§ Task instructions
Copy each line containing the word "trillion" from the records that follow, please.

——

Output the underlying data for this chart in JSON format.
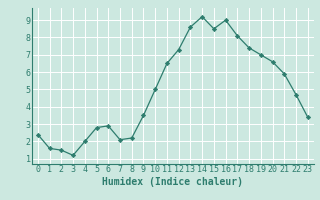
{
  "x": [
    0,
    1,
    2,
    3,
    4,
    5,
    6,
    7,
    8,
    9,
    10,
    11,
    12,
    13,
    14,
    15,
    16,
    17,
    18,
    19,
    20,
    21,
    22,
    23
  ],
  "y": [
    2.4,
    1.6,
    1.5,
    1.2,
    2.0,
    2.8,
    2.9,
    2.1,
    2.2,
    3.5,
    5.0,
    6.5,
    7.3,
    8.6,
    9.2,
    8.5,
    9.0,
    8.1,
    7.4,
    7.0,
    6.6,
    5.9,
    4.7,
    3.4
  ],
  "xlabel": "Humidex (Indice chaleur)",
  "xlim": [
    -0.5,
    23.5
  ],
  "ylim": [
    0.7,
    9.7
  ],
  "yticks": [
    1,
    2,
    3,
    4,
    5,
    6,
    7,
    8,
    9
  ],
  "xticks": [
    0,
    1,
    2,
    3,
    4,
    5,
    6,
    7,
    8,
    9,
    10,
    11,
    12,
    13,
    14,
    15,
    16,
    17,
    18,
    19,
    20,
    21,
    22,
    23
  ],
  "line_color": "#2e7d6e",
  "marker": "D",
  "marker_size": 2.2,
  "bg_color": "#cce8e0",
  "grid_color": "#ffffff",
  "tick_label_color": "#2e7d6e",
  "xlabel_color": "#2e7d6e",
  "label_fontsize": 7.0,
  "tick_fontsize": 6.0
}
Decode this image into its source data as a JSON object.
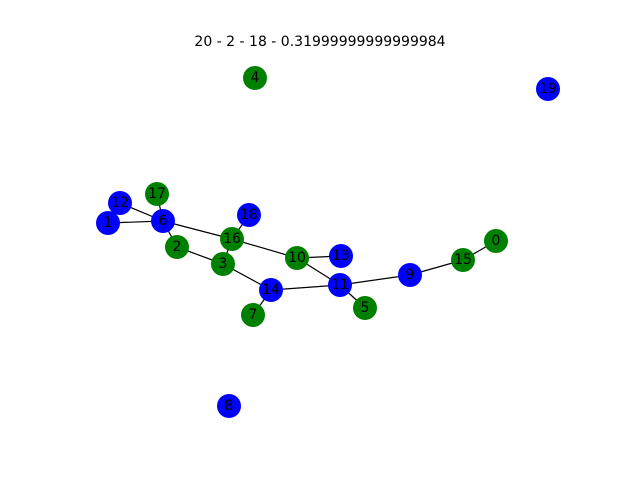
{
  "title": "20 - 2 - 18 - 0.31999999999999984",
  "colors": {
    "blue": "#0000ff",
    "green": "#008000",
    "edge": "#000000"
  },
  "nodes": [
    {
      "id": "0",
      "color": "green"
    },
    {
      "id": "1",
      "color": "blue"
    },
    {
      "id": "2",
      "color": "green"
    },
    {
      "id": "3",
      "color": "green"
    },
    {
      "id": "4",
      "color": "green"
    },
    {
      "id": "5",
      "color": "green"
    },
    {
      "id": "6",
      "color": "blue"
    },
    {
      "id": "7",
      "color": "green"
    },
    {
      "id": "8",
      "color": "blue"
    },
    {
      "id": "9",
      "color": "blue"
    },
    {
      "id": "10",
      "color": "green"
    },
    {
      "id": "11",
      "color": "blue"
    },
    {
      "id": "12",
      "color": "blue"
    },
    {
      "id": "13",
      "color": "blue"
    },
    {
      "id": "14",
      "color": "blue"
    },
    {
      "id": "15",
      "color": "green"
    },
    {
      "id": "16",
      "color": "green"
    },
    {
      "id": "17",
      "color": "green"
    },
    {
      "id": "18",
      "color": "blue"
    },
    {
      "id": "19",
      "color": "blue"
    }
  ],
  "edges": [
    [
      "12",
      "6"
    ],
    [
      "1",
      "6"
    ],
    [
      "17",
      "6"
    ],
    [
      "6",
      "2"
    ],
    [
      "6",
      "16"
    ],
    [
      "2",
      "3"
    ],
    [
      "3",
      "16"
    ],
    [
      "3",
      "14"
    ],
    [
      "16",
      "18"
    ],
    [
      "16",
      "10"
    ],
    [
      "10",
      "13"
    ],
    [
      "10",
      "11"
    ],
    [
      "14",
      "11"
    ],
    [
      "14",
      "7"
    ],
    [
      "11",
      "5"
    ],
    [
      "11",
      "9"
    ],
    [
      "9",
      "15"
    ],
    [
      "15",
      "0"
    ]
  ]
}
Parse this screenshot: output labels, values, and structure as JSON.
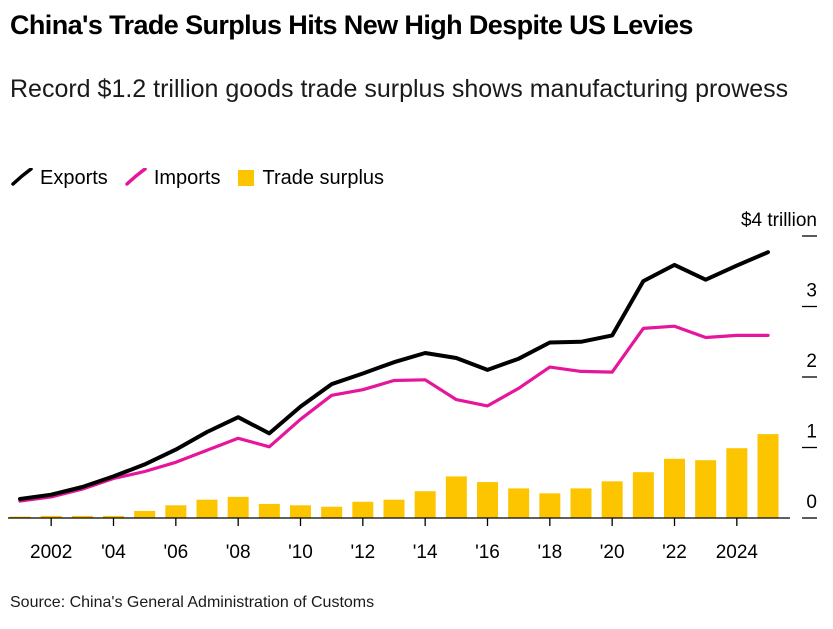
{
  "title": "China's Trade Surplus Hits New High Despite US Levies",
  "subtitle": "Record $1.2 trillion goods trade surplus shows manufacturing prowess",
  "source": "Source: China's General Administration of Customs",
  "colors": {
    "exports": "#000000",
    "imports": "#e5169b",
    "surplus": "#fcc500"
  },
  "chart_data": {
    "type": "bar",
    "title": "China's Trade Surplus Hits New High Despite US Levies",
    "subtitle": "Record $1.2 trillion goods trade surplus shows manufacturing prowess",
    "xlabel": "",
    "ylabel": "",
    "ylim": [
      0,
      4
    ],
    "y_unit_label": "$4 trillion",
    "legend_position": "top-left",
    "x": [
      2001,
      2002,
      2003,
      2004,
      2005,
      2006,
      2007,
      2008,
      2009,
      2010,
      2011,
      2012,
      2013,
      2014,
      2015,
      2016,
      2017,
      2018,
      2019,
      2020,
      2021,
      2022,
      2023,
      2024,
      2025
    ],
    "x_ticks": [
      {
        "value": 2002,
        "label": "2002"
      },
      {
        "value": 2004,
        "label": "'04"
      },
      {
        "value": 2006,
        "label": "'06"
      },
      {
        "value": 2008,
        "label": "'08"
      },
      {
        "value": 2010,
        "label": "'10"
      },
      {
        "value": 2012,
        "label": "'12"
      },
      {
        "value": 2014,
        "label": "'14"
      },
      {
        "value": 2016,
        "label": "'16"
      },
      {
        "value": 2018,
        "label": "'18"
      },
      {
        "value": 2020,
        "label": "'20"
      },
      {
        "value": 2022,
        "label": "'22"
      },
      {
        "value": 2024,
        "label": "2024"
      }
    ],
    "y_ticks": [
      {
        "value": 0,
        "label": "0"
      },
      {
        "value": 1,
        "label": "1"
      },
      {
        "value": 2,
        "label": "2"
      },
      {
        "value": 3,
        "label": "3"
      },
      {
        "value": 4,
        "label": "$4 trillion"
      }
    ],
    "legend": [
      {
        "key": "exports",
        "label": "Exports",
        "kind": "line"
      },
      {
        "key": "imports",
        "label": "Imports",
        "kind": "line"
      },
      {
        "key": "surplus",
        "label": "Trade surplus",
        "kind": "bar"
      }
    ],
    "series": [
      {
        "key": "exports",
        "name": "Exports",
        "type": "line",
        "values": [
          0.27,
          0.33,
          0.44,
          0.59,
          0.76,
          0.97,
          1.22,
          1.43,
          1.2,
          1.58,
          1.9,
          2.05,
          2.21,
          2.34,
          2.27,
          2.1,
          2.26,
          2.49,
          2.5,
          2.59,
          3.36,
          3.59,
          3.38,
          3.58,
          3.77
        ]
      },
      {
        "key": "imports",
        "name": "Imports",
        "type": "line",
        "values": [
          0.24,
          0.3,
          0.41,
          0.56,
          0.66,
          0.79,
          0.96,
          1.13,
          1.01,
          1.4,
          1.74,
          1.82,
          1.95,
          1.96,
          1.68,
          1.59,
          1.84,
          2.14,
          2.08,
          2.07,
          2.69,
          2.72,
          2.56,
          2.59,
          2.59
        ]
      },
      {
        "key": "surplus",
        "name": "Trade surplus",
        "type": "bar",
        "values": [
          0.02,
          0.03,
          0.03,
          0.03,
          0.1,
          0.18,
          0.26,
          0.3,
          0.2,
          0.18,
          0.16,
          0.23,
          0.26,
          0.38,
          0.59,
          0.51,
          0.42,
          0.35,
          0.42,
          0.52,
          0.65,
          0.84,
          0.82,
          0.99,
          1.19
        ]
      }
    ]
  }
}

——

§ Reply to the task
  "subtitle": "Record $1.2 trillion goods trade surplus shows manufacturing prowess",
    "subtitle": "Record $1.2 trillion goods trade surplus shows manufacturing prowess",
    "y_unit_label": "$4 trillion",
        "label": "$4 trillion"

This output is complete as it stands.